== Directions for this task ==
Output all of the entries exactly as written.

== Dataset ==
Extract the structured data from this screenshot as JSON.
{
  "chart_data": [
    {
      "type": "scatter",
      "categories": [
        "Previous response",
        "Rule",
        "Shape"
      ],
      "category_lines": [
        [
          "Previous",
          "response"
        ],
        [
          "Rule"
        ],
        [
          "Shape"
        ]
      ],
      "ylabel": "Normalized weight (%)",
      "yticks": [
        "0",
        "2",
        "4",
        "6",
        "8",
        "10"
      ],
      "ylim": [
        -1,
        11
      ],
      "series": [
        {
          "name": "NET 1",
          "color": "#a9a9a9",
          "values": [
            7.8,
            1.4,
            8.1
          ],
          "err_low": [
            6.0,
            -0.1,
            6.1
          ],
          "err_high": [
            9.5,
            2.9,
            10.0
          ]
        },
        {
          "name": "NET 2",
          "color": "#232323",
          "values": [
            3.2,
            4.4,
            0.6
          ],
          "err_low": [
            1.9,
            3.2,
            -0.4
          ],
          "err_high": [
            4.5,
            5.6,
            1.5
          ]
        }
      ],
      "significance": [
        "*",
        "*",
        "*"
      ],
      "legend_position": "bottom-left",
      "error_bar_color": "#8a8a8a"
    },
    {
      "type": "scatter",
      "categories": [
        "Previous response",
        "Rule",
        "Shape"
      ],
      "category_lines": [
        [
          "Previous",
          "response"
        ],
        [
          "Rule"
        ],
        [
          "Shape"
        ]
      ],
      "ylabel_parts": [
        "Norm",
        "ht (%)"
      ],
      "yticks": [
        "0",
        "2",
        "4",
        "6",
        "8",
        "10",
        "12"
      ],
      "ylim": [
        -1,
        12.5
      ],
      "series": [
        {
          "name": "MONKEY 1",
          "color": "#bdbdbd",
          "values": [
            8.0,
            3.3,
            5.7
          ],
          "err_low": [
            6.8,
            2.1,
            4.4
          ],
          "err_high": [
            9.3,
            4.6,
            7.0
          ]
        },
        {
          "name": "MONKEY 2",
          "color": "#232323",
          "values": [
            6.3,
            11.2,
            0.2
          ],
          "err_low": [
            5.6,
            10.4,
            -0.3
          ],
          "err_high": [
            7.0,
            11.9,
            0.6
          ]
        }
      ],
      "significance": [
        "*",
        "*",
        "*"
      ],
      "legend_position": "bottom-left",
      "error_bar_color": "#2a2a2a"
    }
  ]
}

== Full response ==
Extract the structured data from this screenshot as JSON.
{
  "chart_data": [
    {
      "type": "scatter",
      "categories": [
        "Previous response",
        "Rule",
        "Shape"
      ],
      "category_lines": [
        [
          "Previous",
          "response"
        ],
        [
          "Rule"
        ],
        [
          "Shape"
        ]
      ],
      "ylabel": "Normalized weight (%)",
      "yticks": [
        "0",
        "2",
        "4",
        "6",
        "8",
        "10"
      ],
      "ylim": [
        -1,
        11
      ],
      "series": [
        {
          "name": "NET 1",
          "color": "#a9a9a9",
          "values": [
            7.8,
            1.4,
            8.1
          ],
          "err_low": [
            6.0,
            -0.1,
            6.1
          ],
          "err_high": [
            9.5,
            2.9,
            10.0
          ]
        },
        {
          "name": "NET 2",
          "color": "#232323",
          "values": [
            3.2,
            4.4,
            0.6
          ],
          "err_low": [
            1.9,
            3.2,
            -0.4
          ],
          "err_high": [
            4.5,
            5.6,
            1.5
          ]
        }
      ],
      "significance": [
        "*",
        "*",
        "*"
      ],
      "legend_position": "bottom-left",
      "error_bar_color": "#8a8a8a"
    },
    {
      "type": "scatter",
      "categories": [
        "Previous response",
        "Rule",
        "Shape"
      ],
      "category_lines": [
        [
          "Previous",
          "response"
        ],
        [
          "Rule"
        ],
        [
          "Shape"
        ]
      ],
      "ylabel_parts": [
        "Norm",
        "ht (%)"
      ],
      "yticks": [
        "0",
        "2",
        "4",
        "6",
        "8",
        "10",
        "12"
      ],
      "ylim": [
        -1,
        12.5
      ],
      "series": [
        {
          "name": "MONKEY 1",
          "color": "#bdbdbd",
          "values": [
            8.0,
            3.3,
            5.7
          ],
          "err_low": [
            6.8,
            2.1,
            4.4
          ],
          "err_high": [
            9.3,
            4.6,
            7.0
          ]
        },
        {
          "name": "MONKEY 2",
          "color": "#232323",
          "values": [
            6.3,
            11.2,
            0.2
          ],
          "err_low": [
            5.6,
            10.4,
            -0.3
          ],
          "err_high": [
            7.0,
            11.9,
            0.6
          ]
        }
      ],
      "significance": [
        "*",
        "*",
        "*"
      ],
      "legend_position": "bottom-left",
      "error_bar_color": "#2a2a2a"
    }
  ]
}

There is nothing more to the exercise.